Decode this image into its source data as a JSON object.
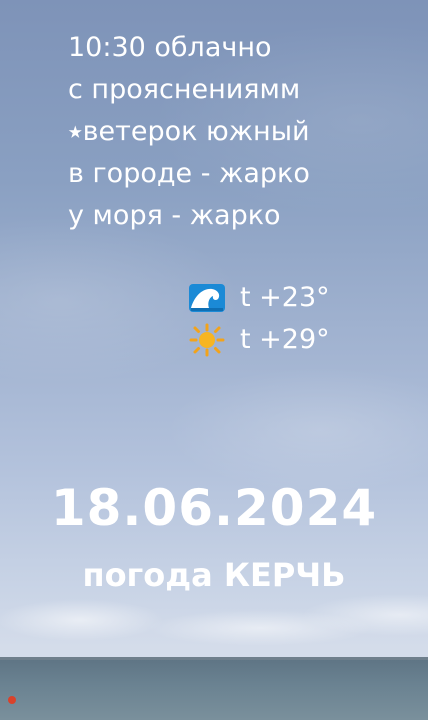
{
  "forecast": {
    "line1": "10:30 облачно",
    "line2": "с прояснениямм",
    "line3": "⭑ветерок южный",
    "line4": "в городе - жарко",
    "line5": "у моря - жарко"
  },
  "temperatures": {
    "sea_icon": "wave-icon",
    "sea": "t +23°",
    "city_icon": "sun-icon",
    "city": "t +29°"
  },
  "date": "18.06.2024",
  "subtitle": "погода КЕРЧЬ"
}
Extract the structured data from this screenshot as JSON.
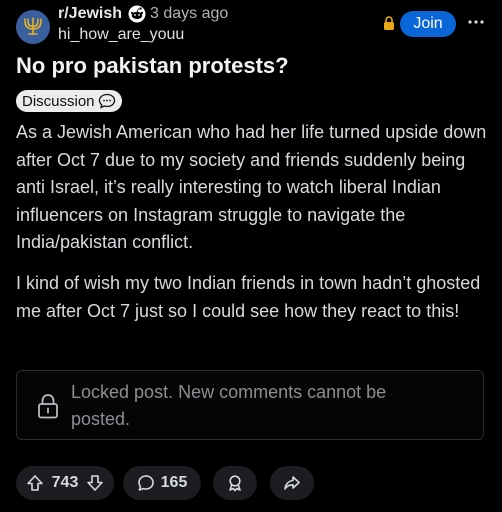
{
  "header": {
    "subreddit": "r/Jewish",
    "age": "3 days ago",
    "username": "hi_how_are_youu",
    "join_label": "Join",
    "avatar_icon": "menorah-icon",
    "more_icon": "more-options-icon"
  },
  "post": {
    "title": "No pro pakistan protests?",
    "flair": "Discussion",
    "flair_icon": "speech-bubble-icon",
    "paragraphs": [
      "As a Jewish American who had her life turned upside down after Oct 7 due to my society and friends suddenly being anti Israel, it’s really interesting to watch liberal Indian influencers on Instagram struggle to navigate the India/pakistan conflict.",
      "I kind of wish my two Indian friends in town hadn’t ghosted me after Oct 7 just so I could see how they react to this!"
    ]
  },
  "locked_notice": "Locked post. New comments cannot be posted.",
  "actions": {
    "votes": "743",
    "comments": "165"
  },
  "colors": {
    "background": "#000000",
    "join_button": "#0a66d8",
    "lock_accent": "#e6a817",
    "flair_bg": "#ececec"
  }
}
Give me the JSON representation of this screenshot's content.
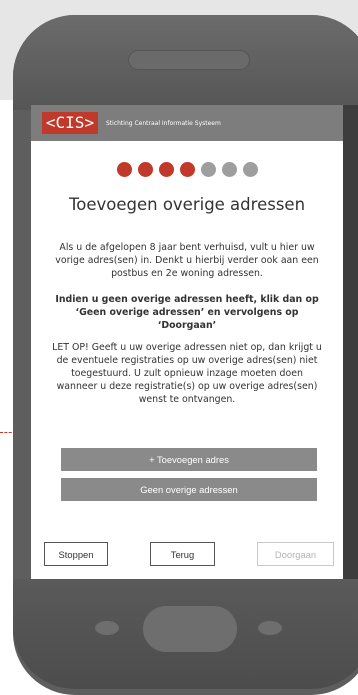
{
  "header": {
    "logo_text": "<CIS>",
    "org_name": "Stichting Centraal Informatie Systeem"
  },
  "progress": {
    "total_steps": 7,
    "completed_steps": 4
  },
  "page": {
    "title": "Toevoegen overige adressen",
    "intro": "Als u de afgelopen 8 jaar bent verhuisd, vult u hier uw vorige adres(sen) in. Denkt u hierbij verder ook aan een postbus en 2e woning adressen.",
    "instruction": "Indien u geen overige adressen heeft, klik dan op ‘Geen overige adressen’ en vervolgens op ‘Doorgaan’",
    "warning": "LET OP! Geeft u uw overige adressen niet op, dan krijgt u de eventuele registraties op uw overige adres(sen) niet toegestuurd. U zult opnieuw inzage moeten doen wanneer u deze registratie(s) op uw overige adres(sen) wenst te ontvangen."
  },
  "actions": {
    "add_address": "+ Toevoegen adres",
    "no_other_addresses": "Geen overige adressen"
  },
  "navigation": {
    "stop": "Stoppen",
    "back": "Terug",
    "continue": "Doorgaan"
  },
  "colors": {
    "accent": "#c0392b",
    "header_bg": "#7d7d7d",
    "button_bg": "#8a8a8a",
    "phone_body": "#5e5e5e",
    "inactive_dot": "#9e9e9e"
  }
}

> Work to complete
Using the listing, collect all lines in which the string "data" is found.

> Complete response
Decode this image into its source data as a JSON object.
Extract the structured data from this screenshot as JSON.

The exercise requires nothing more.